*The problem*:
Skip the pictures. Quote every line below, exactly, from the one with "What does this" through the final line.
* START *
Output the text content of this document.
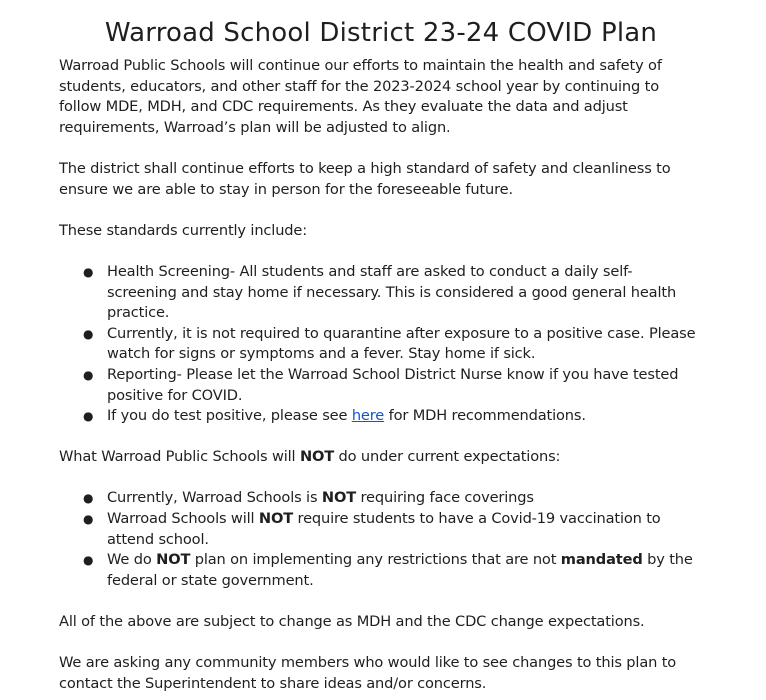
Warroad School District 23-24 COVID Plan

Warroad Public Schools will continue our efforts to maintain the health and safety of students, educators, and other staff for the 2023-2024 school year by continuing to follow MDE, MDH, and CDC requirements. As they evaluate the data and adjust requirements, Warroad’s plan will be adjusted to align.

The district shall continue efforts to keep a high standard of safety and cleanliness to ensure we are able to stay in person for the foreseeable future.

These standards currently include:

● Health Screening- All students and staff are asked to conduct a daily self-screening and stay home if necessary. This is considered a good general health practice.
● Currently, it is not required to quarantine after exposure to a positive case. Please watch for signs or symptoms and a fever. Stay home if sick.
● Reporting- Please let the Warroad School District Nurse know if you have tested positive for COVID.
● If you do test positive, please see here for MDH recommendations.

What Warroad Public Schools will NOT do under current expectations:

● Currently, Warroad Schools is NOT requiring face coverings
● Warroad Schools will NOT require students to have a Covid-19 vaccination to attend school.
● We do NOT plan on implementing any restrictions that are not mandated by the federal or state government.

All of the above are subject to change as MDH and the CDC change expectations.

We are asking any community members who would like to see changes to this plan to contact the Superintendent to share ideas and/or concerns.
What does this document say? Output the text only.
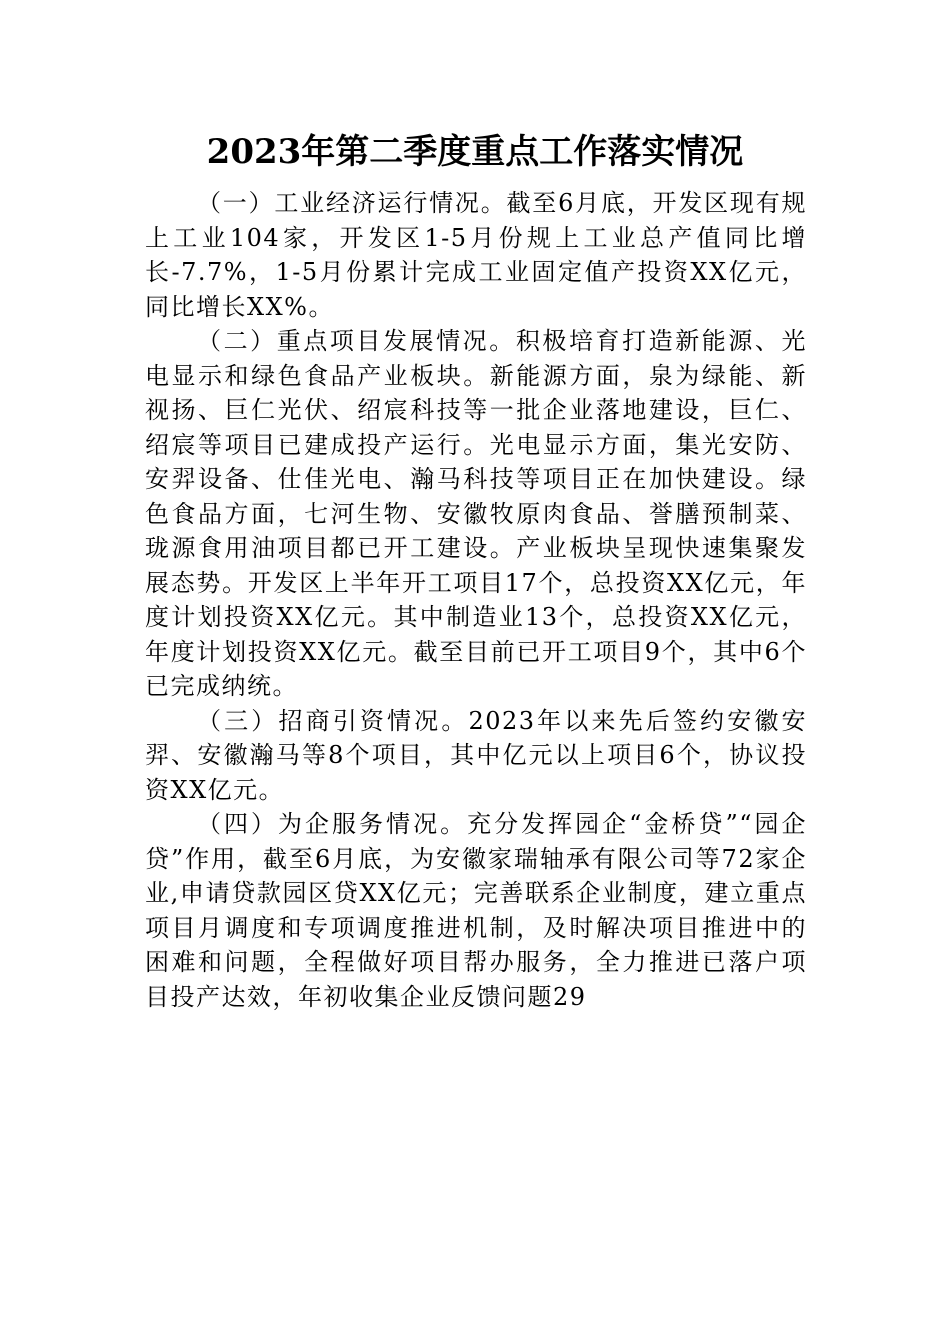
2023年第二季度重点工作落实情况

（一）工业经济运行情况。截至6月底，开发区现有规上工业104家，开发区1-5月份规上工业总产值同比增长-7.7%，1-5月份累计完成工业固定值产投资XX亿元，同比增长XX%。

（二）重点项目发展情况。积极培育打造新能源、光电显示和绿色食品产业板块。新能源方面，泉为绿能、新视扬、巨仁光伏、绍宸科技等一批企业落地建设，巨仁、绍宸等项目已建成投产运行。光电显示方面，集光安防、安羿设备、仕佳光电、瀚马科技等项目正在加快建设。绿色食品方面，七河生物、安徽牧原肉食品、誉膳预制菜、珑源食用油项目都已开工建设。产业板块呈现快速集聚发展态势。开发区上半年开工项目17个，总投资XX亿元，年度计划投资XX亿元。其中制造业13个，总投资XX亿元，年度计划投资XX亿元。截至目前已开工项目9个，其中6个已完成纳统。

（三）招商引资情况。2023年以来先后签约安徽安羿、安徽瀚马等8个项目，其中亿元以上项目6个，协议投资XX亿元。

（四）为企服务情况。充分发挥园企“金桥贷”“园企贷”作用，截至6月底，为安徽家瑞轴承有限公司等72家企业,申请贷款园区贷XX亿元；完善联系企业制度，建立重点项目月调度和专项调度推进机制，及时解决项目推进中的困难和问题，全程做好项目帮办服务，全力推进已落户项目投产达效，年初收集企业反馈问题29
* END *
*Answer below*:
What does this document say? Output the text only.
2023年第二季度重点工作落实情况

（一）工业经济运行情况。截至6月底，开发区现有规上工业104家，开发区1-5月份规上工业总产值同比增长-7.7%，1-5月份累计完成工业固定值产投资XX亿元，同比增长XX%。

（二）重点项目发展情况。积极培育打造新能源、光电显示和绿色食品产业板块。新能源方面，泉为绿能、新视扬、巨仁光伏、绍宸科技等一批企业落地建设，巨仁、绍宸等项目已建成投产运行。光电显示方面，集光安防、安羿设备、仕佳光电、瀚马科技等项目正在加快建设。绿色食品方面，七河生物、安徽牧原肉食品、誉膳预制菜、珑源食用油项目都已开工建设。产业板块呈现快速集聚发展态势。开发区上半年开工项目17个，总投资XX亿元，年度计划投资XX亿元。其中制造业13个，总投资XX亿元，年度计划投资XX亿元。截至目前已开工项目9个，其中6个已完成纳统。

（三）招商引资情况。2023年以来先后签约安徽安羿、安徽瀚马等8个项目，其中亿元以上项目6个，协议投资XX亿元。

（四）为企服务情况。充分发挥园企“金桥贷”“园企贷”作用，截至6月底，为安徽家瑞轴承有限公司等72家企业,申请贷款园区贷XX亿元；完善联系企业制度，建立重点项目月调度和专项调度推进机制，及时解决项目推进中的困难和问题，全程做好项目帮办服务，全力推进已落户项目投产达效，年初收集企业反馈问题29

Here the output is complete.